A case in point is the Long Fung Company retail chain. Think of a chain on the order of Canadian Tire, with bright showrooms and ambitious plans to have as many as 1,000 stores open by 2007, and you will understand where the market wants to go. But look behind a store, and you will see where it has to come from–what Ordonez calls a “parts city.”

“Parts are everywhere,” says Ordonez. “Technicians come on their bicycles and their scooters and they rummage through and say, ‘I think I need one of those.’ I’m not sure if I ever saw a catalogue.”

Still, says Ordonez, the opportunities cannot be ignored.

“We believe the opportunities in China are enormous. We believe that in order to better serve the market in North America and in Europe, we need to be in China.”

***

Focus On Domestics Has Kept Aftermarket In The Dark

The traditional aftermarket is facing challenges from the import sector that, in many ways, it is not aware of due to its dependence on domestic applications, says researcher Dennis DesRosiers.

Factors on a number of fronts have masked the growing influence of import nameplates on both the vehicle sales market as well as the replacement parts market.

Currently, some 43% of new vehicle sales in the Canadian market are of import nameplates. DesRosiers expects that this will likely settle out to about 60% in the years to come, largely dominated by Japanese nameplates. This is in contrast to modest beginnings.

“When Toyota first went to enter the Canadian market [in the early 1960s], they could not convince any car dealers to become Toyota dealers. So, they went to B.C. and Quebec, which were most amenable to selling the Japanese brand. They went to corner garages and got them to put two or three cars out front,” says DesRosiers.

Since those early dealers, for Toyota and other brands, come from the repair sector, they are more aware of opportunities that exist in the independent sector.

“Many if not most import dealers come out of the aftermarket experience. It was their roots or their grandfathers’. They don’t just go after the repairs in terms of fixing vehicles. They are also very good at supplying parts into the marketplace.”

Since they have been so good at that for so long, the traditional aftermarket may not be fully aware of the penetration of import service.

“The typical Big Three dealer is not that proactive at wholesaling in the market, whereas import nameplate dealers, led by Honda, actively wholesale parts in the market. That is a core business function. They will price competitively, they will have the parts, and they will knock on doors,” he says.

**DATA TO EXAMINE**

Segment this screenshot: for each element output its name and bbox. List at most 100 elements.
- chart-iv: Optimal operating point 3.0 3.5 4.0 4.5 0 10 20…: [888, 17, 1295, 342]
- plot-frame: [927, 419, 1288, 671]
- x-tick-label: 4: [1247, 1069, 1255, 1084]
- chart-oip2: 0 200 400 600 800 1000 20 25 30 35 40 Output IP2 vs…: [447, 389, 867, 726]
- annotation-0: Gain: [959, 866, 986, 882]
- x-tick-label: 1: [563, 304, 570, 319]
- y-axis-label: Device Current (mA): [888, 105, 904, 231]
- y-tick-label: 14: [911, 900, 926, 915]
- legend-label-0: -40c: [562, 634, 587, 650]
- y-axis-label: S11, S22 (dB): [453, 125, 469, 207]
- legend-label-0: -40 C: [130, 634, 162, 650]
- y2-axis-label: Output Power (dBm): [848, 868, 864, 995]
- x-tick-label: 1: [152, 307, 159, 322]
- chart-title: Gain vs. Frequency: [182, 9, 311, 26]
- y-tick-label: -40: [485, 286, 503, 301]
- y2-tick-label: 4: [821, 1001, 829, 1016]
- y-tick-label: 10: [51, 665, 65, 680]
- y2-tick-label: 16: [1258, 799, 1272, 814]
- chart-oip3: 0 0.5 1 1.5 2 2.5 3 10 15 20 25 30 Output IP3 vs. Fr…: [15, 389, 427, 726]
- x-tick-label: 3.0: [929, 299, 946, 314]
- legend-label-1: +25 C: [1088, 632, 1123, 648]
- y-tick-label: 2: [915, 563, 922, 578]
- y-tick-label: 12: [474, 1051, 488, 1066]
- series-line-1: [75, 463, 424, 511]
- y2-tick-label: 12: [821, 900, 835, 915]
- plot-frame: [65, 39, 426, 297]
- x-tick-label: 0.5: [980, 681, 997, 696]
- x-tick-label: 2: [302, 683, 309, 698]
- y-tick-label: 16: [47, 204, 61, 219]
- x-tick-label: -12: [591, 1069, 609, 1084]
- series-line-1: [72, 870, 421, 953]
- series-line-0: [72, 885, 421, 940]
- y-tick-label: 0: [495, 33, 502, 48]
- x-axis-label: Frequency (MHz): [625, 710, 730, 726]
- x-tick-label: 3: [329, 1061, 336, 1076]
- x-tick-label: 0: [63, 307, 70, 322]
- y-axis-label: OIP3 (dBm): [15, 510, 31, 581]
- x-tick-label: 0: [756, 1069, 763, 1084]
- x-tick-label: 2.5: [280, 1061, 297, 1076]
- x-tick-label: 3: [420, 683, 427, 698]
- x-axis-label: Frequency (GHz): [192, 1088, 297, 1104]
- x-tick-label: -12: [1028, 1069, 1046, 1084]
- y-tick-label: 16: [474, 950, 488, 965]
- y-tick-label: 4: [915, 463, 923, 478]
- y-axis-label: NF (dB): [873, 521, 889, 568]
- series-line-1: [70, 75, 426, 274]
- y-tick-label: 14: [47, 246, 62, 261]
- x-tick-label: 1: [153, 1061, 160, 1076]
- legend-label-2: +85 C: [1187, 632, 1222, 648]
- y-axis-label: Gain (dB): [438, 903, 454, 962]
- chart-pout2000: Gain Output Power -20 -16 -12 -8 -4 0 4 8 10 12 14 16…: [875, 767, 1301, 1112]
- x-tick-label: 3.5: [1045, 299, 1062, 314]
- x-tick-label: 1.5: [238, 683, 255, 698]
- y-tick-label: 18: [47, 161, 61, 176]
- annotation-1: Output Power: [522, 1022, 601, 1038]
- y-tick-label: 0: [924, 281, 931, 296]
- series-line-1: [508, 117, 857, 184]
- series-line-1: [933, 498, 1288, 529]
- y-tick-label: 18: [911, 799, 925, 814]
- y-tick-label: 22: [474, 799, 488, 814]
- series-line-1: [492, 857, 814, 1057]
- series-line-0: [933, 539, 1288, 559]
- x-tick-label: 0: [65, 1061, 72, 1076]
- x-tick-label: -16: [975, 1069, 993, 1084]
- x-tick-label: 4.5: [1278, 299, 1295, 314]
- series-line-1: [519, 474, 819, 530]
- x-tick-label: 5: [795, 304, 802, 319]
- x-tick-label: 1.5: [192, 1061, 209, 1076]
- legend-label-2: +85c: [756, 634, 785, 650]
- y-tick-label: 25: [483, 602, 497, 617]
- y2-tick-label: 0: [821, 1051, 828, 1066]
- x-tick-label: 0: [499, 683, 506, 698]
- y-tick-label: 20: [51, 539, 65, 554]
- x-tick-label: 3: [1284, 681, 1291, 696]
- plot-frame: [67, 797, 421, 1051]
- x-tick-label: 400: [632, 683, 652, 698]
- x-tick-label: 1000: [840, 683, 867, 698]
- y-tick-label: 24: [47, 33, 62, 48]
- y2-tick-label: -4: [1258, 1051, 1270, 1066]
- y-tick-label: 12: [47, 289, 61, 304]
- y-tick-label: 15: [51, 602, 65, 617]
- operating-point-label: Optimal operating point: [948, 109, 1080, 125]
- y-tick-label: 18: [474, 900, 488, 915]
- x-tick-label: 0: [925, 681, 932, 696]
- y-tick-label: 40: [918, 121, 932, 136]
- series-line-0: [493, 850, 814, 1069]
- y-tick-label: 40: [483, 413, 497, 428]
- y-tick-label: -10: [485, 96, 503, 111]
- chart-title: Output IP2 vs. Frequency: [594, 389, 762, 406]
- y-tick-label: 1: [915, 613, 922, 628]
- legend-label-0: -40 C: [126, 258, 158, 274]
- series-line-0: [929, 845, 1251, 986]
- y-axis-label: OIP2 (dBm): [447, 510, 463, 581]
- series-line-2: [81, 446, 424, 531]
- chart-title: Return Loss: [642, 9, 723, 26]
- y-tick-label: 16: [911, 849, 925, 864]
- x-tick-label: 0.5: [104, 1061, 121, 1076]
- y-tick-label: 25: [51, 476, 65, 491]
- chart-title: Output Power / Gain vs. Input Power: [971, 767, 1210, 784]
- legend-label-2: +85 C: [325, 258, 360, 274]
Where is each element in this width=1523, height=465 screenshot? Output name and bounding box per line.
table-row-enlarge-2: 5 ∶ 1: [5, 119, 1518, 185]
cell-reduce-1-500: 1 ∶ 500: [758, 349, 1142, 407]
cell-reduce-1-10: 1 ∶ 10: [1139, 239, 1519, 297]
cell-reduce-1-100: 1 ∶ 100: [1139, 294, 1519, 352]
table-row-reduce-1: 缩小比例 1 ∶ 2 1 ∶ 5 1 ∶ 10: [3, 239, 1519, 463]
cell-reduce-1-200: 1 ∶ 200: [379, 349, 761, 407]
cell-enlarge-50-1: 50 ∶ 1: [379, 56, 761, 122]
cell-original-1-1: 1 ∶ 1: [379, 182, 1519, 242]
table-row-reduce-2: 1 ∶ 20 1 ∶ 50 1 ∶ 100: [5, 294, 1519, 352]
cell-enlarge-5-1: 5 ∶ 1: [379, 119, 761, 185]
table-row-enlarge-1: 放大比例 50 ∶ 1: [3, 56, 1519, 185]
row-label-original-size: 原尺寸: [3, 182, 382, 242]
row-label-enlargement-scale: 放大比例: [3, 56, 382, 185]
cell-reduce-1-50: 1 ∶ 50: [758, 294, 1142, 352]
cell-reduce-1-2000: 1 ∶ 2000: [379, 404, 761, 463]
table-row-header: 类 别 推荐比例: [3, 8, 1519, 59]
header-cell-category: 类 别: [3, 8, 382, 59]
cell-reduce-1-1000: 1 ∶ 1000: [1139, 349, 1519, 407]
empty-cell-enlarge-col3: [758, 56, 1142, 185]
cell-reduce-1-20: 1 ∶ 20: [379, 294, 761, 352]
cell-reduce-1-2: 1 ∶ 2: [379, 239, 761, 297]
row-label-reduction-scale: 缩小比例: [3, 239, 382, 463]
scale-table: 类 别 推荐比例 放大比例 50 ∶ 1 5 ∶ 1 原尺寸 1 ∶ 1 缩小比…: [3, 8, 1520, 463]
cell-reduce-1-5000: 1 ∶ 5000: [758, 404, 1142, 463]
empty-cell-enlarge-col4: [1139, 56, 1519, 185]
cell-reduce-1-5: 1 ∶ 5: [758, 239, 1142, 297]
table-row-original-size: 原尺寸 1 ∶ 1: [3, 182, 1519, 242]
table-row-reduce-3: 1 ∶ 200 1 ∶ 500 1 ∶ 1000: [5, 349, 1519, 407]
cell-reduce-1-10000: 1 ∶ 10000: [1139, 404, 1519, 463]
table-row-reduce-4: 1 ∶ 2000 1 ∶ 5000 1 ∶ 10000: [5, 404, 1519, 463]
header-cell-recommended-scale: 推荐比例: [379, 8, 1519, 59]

**WHAT YOU WILL DO**
Write the next part of the auto parts aftermarket excerpt. Pick up after DesRosiers's comment that import nameplate dealers "will knock on doors."

**ANSWER TO THE PROBLEM**
There are many implications to the rise in import vehicles, including SKU proliferation, channel shift implications, different technology that leads to training issues, the fact that the low maintenance needs of imports hurts demand, and there is the absolute imperative for fit, form and function of the parts being supplied.

“So they are catching the consumer on one end through bays, and they are catching consumers who don’t go through their bays. There are very significant wholesale operations at dealers.

“A typical Big Three dealer believes that if he supplies parts into the aftermarket, it is going to cost him customers in the bays. The point is that they have already lost the customer.”

The largely ineffective efforts of the domestic nameplate dealers in selling parts to the independent service provider has helped mask its shrinking share of those nameplates from a service standpoint.

Another aspect is the predominance of domestic nameplates in the light commercial vehicle segment.

“If you pull the commercial vehicle number out, the 57% share of vehicles on the road turns into the mid-40s. There is a big commercial bias to the Big Three. They are very high maintenance vehicles–typically 60-to-75,000 km a year. The aftermarket dollars tend to be quite substantial. The Big Three aren’t going away in terms of their importance to the aftermarket in this segment.”

This has enabled “an awful lot of people in the aftermarket” to ignore the shift in import nameplates at the consumer level.